- [Given records]
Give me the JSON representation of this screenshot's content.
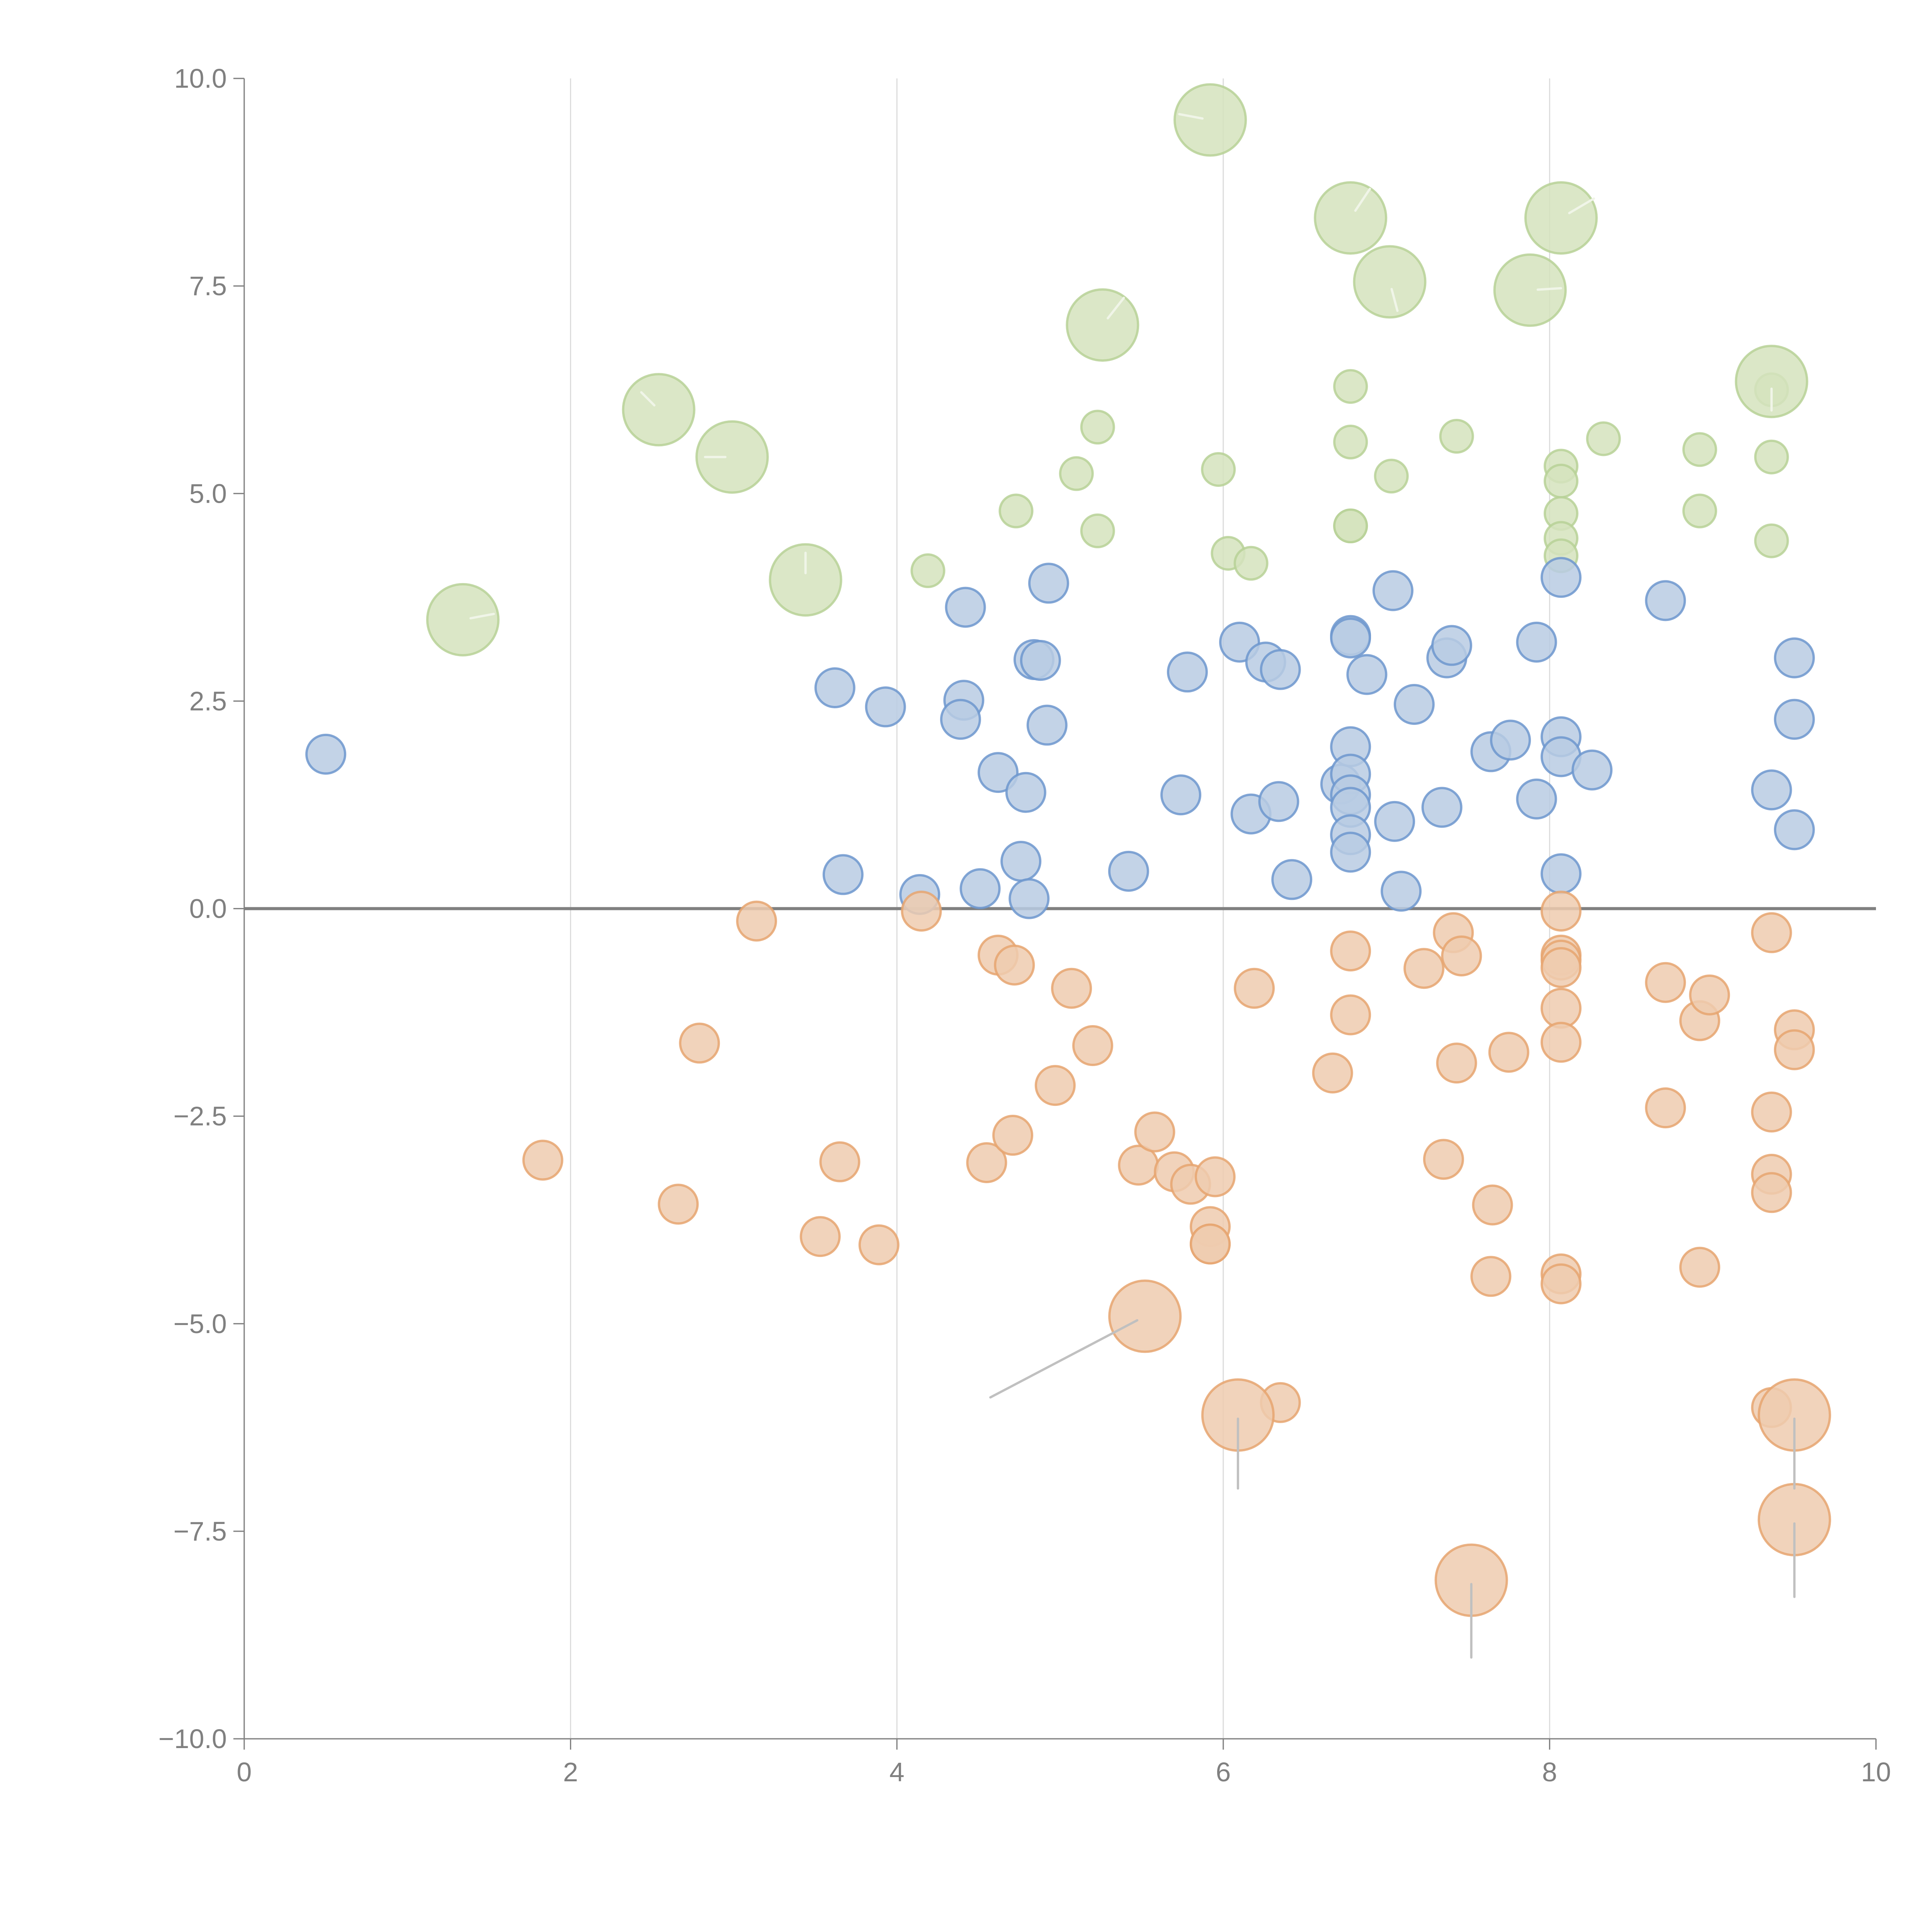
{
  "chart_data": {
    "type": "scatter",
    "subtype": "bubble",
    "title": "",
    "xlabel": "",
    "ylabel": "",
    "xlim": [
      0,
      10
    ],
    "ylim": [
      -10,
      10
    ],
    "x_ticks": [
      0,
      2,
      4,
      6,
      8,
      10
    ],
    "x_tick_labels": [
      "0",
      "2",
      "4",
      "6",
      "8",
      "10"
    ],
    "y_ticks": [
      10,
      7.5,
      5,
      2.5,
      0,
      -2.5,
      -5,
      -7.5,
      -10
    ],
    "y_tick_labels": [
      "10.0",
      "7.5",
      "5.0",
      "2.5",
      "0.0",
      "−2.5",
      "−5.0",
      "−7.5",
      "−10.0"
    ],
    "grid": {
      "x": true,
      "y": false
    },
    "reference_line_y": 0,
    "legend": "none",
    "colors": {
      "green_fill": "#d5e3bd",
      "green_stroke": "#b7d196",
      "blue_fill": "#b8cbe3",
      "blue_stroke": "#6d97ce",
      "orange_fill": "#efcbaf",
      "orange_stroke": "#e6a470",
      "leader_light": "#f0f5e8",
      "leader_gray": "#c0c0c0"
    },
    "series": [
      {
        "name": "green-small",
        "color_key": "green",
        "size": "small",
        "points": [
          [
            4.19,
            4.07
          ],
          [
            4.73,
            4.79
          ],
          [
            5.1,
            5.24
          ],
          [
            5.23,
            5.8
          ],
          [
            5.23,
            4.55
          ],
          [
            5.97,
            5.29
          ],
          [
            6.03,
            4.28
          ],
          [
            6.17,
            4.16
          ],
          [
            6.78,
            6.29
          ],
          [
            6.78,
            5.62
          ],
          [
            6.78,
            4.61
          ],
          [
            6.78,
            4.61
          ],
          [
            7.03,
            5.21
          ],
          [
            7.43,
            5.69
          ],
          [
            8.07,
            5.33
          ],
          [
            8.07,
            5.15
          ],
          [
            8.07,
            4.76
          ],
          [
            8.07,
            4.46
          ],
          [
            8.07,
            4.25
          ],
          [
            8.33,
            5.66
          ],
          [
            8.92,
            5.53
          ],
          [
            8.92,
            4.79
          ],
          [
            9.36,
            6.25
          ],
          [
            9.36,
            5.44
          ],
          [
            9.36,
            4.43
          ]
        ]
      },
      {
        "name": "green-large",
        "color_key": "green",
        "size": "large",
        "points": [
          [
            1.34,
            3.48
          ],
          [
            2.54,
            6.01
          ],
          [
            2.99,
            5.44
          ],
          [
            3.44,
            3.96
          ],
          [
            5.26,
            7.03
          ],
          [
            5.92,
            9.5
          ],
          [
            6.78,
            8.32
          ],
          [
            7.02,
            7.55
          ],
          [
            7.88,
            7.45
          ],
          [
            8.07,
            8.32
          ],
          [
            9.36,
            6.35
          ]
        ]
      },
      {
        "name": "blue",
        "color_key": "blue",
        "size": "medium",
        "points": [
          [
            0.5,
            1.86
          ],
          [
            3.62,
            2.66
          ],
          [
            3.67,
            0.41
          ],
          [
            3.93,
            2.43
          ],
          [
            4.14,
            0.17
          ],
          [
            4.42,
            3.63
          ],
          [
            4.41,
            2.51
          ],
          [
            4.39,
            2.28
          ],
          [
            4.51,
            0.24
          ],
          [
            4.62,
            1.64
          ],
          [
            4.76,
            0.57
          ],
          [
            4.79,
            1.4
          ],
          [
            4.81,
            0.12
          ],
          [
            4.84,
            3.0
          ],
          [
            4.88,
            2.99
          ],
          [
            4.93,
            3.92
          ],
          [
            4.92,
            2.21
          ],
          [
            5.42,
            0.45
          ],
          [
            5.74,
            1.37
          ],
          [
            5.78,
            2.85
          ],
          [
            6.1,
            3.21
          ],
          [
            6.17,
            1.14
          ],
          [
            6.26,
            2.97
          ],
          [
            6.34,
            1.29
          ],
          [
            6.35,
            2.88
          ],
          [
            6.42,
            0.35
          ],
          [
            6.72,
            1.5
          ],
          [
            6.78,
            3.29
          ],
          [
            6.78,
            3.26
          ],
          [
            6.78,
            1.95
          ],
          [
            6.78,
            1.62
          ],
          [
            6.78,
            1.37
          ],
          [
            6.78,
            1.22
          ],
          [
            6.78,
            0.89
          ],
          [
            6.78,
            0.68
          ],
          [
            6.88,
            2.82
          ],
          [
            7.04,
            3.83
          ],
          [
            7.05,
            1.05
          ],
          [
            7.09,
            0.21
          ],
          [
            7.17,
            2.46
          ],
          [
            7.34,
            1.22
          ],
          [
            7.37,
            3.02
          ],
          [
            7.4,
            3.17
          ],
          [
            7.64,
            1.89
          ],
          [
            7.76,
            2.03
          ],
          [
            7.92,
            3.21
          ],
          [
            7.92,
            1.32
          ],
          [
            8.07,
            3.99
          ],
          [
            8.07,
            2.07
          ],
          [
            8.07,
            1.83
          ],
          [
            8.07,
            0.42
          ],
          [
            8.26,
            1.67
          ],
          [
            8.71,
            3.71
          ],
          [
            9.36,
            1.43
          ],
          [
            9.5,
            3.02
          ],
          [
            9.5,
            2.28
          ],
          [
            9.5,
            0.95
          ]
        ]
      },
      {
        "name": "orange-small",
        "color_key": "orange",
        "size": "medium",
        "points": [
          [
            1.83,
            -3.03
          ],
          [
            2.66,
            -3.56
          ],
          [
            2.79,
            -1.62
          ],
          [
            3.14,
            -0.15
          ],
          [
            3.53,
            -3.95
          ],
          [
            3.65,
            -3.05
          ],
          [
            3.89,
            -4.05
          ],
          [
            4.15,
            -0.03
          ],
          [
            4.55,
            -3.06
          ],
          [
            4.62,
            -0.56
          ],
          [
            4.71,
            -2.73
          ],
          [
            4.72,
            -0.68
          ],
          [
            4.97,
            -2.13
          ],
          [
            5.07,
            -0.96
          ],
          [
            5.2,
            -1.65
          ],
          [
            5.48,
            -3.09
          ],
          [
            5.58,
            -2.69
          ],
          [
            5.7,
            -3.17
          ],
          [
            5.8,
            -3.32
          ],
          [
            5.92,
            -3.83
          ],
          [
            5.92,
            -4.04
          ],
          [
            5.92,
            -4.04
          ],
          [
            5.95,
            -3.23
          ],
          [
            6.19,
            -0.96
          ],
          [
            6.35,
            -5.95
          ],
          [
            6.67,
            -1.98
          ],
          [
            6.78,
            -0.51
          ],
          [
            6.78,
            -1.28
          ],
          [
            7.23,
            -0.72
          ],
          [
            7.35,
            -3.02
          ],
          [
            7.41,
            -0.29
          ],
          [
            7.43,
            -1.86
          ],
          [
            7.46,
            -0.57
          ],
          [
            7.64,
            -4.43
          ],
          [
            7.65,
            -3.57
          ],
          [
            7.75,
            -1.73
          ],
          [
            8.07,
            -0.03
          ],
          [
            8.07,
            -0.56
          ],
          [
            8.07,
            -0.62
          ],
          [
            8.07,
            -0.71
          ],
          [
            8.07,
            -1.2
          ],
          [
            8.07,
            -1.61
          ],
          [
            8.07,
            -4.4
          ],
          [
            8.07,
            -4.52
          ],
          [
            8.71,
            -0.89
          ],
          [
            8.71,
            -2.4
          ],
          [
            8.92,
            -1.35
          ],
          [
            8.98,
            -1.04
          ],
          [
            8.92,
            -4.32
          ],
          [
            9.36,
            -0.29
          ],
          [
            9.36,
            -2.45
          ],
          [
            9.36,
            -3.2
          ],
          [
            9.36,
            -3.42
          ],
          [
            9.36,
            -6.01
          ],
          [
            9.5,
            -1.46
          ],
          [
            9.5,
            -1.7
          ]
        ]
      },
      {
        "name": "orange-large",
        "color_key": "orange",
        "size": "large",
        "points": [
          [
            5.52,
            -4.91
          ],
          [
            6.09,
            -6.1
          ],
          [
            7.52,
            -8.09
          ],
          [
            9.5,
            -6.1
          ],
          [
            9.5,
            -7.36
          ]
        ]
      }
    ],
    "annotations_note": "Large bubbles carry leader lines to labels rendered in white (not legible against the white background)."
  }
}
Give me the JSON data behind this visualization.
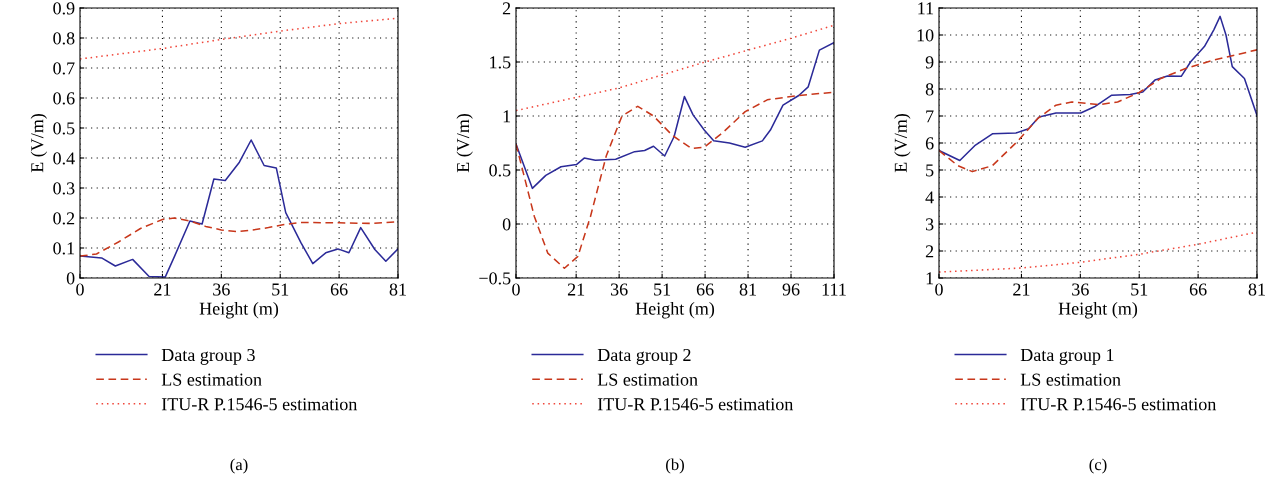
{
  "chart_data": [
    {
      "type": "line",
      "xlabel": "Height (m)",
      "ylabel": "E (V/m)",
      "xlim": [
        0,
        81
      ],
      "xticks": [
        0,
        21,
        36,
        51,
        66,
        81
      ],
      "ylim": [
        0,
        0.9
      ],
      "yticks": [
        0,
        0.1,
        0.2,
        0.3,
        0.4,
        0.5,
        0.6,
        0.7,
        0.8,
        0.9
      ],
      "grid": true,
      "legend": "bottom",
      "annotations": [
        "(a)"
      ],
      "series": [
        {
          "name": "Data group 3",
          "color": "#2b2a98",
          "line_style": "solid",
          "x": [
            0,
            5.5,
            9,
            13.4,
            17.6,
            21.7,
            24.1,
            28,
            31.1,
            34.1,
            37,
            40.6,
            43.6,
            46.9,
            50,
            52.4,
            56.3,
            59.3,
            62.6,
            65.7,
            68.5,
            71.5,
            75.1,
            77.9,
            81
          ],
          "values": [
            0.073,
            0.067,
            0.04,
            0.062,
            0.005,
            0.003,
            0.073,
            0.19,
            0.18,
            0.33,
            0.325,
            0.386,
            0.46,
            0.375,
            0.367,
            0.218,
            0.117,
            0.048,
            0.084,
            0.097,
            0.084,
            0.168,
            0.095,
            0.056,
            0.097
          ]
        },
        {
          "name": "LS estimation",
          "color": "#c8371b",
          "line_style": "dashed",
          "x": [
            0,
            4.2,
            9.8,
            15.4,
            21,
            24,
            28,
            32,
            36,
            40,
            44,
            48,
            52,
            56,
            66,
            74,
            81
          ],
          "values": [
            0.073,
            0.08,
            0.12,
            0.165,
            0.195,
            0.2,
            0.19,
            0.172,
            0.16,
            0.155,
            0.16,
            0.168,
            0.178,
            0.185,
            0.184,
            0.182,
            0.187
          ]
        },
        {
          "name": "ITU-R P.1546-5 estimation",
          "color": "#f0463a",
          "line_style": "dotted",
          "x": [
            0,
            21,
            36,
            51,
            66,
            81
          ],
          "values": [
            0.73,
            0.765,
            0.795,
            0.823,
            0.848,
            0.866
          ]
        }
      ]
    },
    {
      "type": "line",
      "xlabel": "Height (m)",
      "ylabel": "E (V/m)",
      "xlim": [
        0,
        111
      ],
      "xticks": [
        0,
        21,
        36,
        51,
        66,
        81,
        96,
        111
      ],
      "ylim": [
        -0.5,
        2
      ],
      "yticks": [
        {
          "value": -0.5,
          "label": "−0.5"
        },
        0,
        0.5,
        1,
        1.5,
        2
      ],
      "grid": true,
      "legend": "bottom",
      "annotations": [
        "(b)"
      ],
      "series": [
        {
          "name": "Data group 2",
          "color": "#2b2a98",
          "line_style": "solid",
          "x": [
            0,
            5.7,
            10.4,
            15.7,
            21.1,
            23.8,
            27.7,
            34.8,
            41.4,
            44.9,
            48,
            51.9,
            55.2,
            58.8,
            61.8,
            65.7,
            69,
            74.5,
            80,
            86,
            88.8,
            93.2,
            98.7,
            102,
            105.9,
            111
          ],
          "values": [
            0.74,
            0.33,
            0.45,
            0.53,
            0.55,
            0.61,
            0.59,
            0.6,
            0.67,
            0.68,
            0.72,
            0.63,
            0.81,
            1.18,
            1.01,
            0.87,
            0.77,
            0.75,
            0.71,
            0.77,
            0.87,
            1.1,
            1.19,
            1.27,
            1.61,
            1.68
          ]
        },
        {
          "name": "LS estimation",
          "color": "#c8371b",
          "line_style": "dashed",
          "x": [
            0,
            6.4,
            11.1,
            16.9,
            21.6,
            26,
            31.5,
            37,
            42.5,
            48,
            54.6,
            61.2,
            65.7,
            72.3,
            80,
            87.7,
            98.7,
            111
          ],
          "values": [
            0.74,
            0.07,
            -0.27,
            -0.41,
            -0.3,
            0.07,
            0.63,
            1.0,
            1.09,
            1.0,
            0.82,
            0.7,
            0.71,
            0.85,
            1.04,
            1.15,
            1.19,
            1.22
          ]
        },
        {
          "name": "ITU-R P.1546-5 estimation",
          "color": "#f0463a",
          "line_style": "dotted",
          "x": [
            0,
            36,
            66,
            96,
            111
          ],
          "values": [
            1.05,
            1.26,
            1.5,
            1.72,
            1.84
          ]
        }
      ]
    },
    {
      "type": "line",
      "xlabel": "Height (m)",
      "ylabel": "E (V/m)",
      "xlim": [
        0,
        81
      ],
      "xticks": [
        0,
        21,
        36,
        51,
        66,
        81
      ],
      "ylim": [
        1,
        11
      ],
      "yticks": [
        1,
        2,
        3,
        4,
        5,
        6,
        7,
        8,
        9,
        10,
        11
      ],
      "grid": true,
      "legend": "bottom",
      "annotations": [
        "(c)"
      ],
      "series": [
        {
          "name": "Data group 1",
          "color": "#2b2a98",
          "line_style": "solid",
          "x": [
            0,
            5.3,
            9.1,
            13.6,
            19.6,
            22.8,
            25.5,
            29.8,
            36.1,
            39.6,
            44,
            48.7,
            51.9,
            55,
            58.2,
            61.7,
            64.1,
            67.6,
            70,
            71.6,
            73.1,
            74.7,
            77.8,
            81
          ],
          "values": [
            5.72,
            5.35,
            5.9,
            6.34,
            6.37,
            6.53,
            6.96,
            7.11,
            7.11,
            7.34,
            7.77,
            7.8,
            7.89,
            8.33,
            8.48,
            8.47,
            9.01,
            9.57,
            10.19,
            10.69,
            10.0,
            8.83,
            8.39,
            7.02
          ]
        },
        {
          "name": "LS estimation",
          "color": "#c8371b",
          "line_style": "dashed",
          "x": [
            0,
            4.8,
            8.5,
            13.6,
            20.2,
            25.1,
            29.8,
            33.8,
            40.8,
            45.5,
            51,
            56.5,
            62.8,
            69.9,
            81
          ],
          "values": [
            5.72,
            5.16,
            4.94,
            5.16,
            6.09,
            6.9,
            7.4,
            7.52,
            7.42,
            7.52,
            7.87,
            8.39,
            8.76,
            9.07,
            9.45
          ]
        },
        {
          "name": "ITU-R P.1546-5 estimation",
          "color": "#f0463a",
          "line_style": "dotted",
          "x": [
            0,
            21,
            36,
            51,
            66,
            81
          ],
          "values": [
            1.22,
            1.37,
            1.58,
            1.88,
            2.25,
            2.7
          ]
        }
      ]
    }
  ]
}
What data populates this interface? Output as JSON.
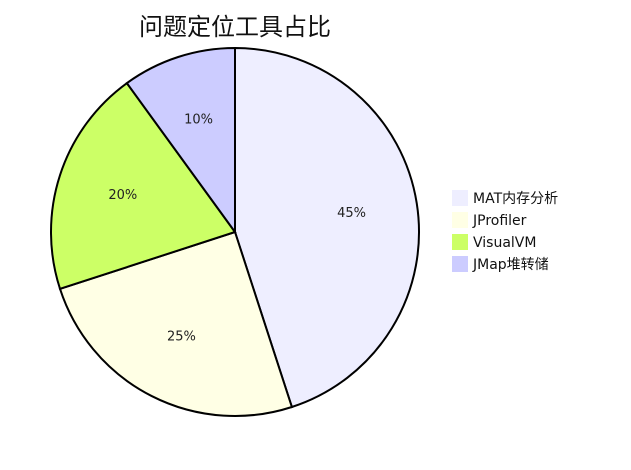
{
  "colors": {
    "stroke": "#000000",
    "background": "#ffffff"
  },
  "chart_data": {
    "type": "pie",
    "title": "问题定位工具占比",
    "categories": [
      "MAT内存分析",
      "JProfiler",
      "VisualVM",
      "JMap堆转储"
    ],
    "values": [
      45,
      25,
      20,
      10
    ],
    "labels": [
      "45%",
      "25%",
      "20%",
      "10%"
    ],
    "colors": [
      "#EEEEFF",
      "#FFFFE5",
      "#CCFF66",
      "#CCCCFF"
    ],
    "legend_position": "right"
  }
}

- [Aim]
State, as a bare number, how many lines of the listing hold the word "background".

- [Completed exercise]
2